• What to work on
Copy each entry below unchanged; the images do not go in the copy.
========================
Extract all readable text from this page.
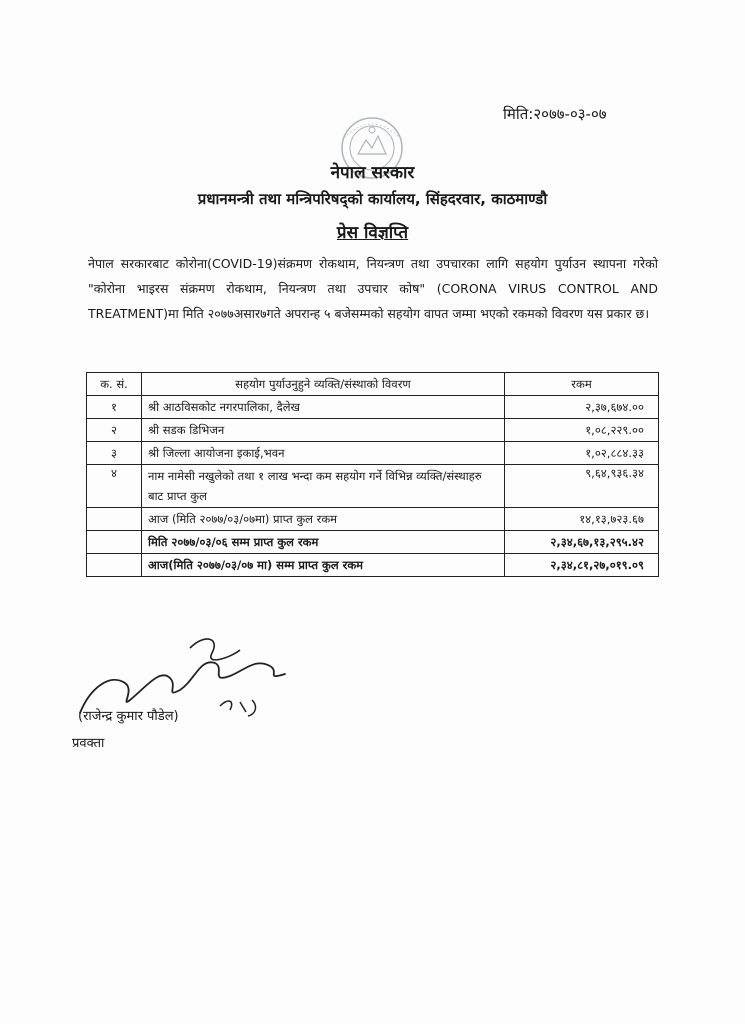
मिति:२०७७-०३-०७
नेपाल सरकार
प्रधानमन्त्री तथा मन्त्रिपरिषद्को कार्यालय, सिंहदरवार, काठमाण्डौ
प्रेस विज्ञप्ति
नेपाल सरकारबाट कोरोना(COVID-19)संक्रमण रोकथाम, नियन्त्रण तथा उपचारका लागि सहयोग पुर्याउन स्थापना गरेको "कोरोना भाइरस संक्रमण रोकथाम, नियन्त्रण तथा उपचार कोष" (CORONA VIRUS CONTROL AND TREATMENT)मा मिति २०७७असार७गते अपरान्ह ५ बजेसम्मको सहयोग वापत जम्मा भएको रकमको विवरण यस प्रकार छ।
क. सं.	सहयोग पुर्याउनुहुने व्यक्ति/संस्थाको विवरण	रकम
१	श्री आठविसकोट नगरपालिका, दैलेख	२,३७,६७४.००
२	श्री सडक डिभिजन	१,०८,२२९.००
३	श्री जिल्ला आयोजना इकाई,भवन	१,०२,८८४.३३
४	नाम नामेसी नखुलेको तथा १ लाख भन्दा कम सहयोग गर्ने विभिन्न व्यक्ति/संस्थाहरु बाट प्राप्त कुल	९,६४,९३६.३४
	आज (मिति २०७७/०३/०७मा) प्राप्त कुल रकम	१४,१३,७२३.६७
	मिति २०७७/०३/०६ सम्म प्राप्त कुल रकम	२,३४,६७,१३,२९५.४२
	आज(मिति २०७७/०३/०७ मा) सम्म प्राप्त कुल रकम	२,३४,८१,२७,०१९.०९
(राजेन्द्र कुमार पौडेल)
प्रवक्ता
========================
• Written response
Extract all readable text from this page.
मिति:२०७७-०३-०७
नेपाल सरकार
प्रधानमन्त्री तथा मन्त्रिपरिषद्को कार्यालय, सिंहदरवार, काठमाण्डौ
प्रेस विज्ञप्ति
नेपाल सरकारबाट कोरोना(COVID-19)संक्रमण रोकथाम, नियन्त्रण तथा उपचारका लागि सहयोग पुर्याउन स्थापना गरेको "कोरोना भाइरस संक्रमण रोकथाम, नियन्त्रण तथा उपचार कोष" (CORONA VIRUS CONTROL AND TREATMENT)मा मिति २०७७असार७गते अपरान्ह ५ बजेसम्मको सहयोग वापत जम्मा भएको रकमको विवरण यस प्रकार छ।
क. सं.	सहयोग पुर्याउनुहुने व्यक्ति/संस्थाको विवरण	रकम
१	श्री आठविसकोट नगरपालिका, दैलेख	२,३७,६७४.००
२	श्री सडक डिभिजन	१,०८,२२९.००
३	श्री जिल्ला आयोजना इकाई,भवन	१,०२,८८४.३३
४	नाम नामेसी नखुलेको तथा १ लाख भन्दा कम सहयोग गर्ने विभिन्न व्यक्ति/संस्थाहरु बाट प्राप्त कुल	९,६४,९३६.३४
	आज (मिति २०७७/०३/०७मा) प्राप्त कुल रकम	१४,१३,७२३.६७
	मिति २०७७/०३/०६ सम्म प्राप्त कुल रकम	२,३४,६७,१३,२९५.४२
	आज(मिति २०७७/०३/०७ मा) सम्म प्राप्त कुल रकम	२,३४,८१,२७,०१९.०९
(राजेन्द्र कुमार पौडेल)
प्रवक्ता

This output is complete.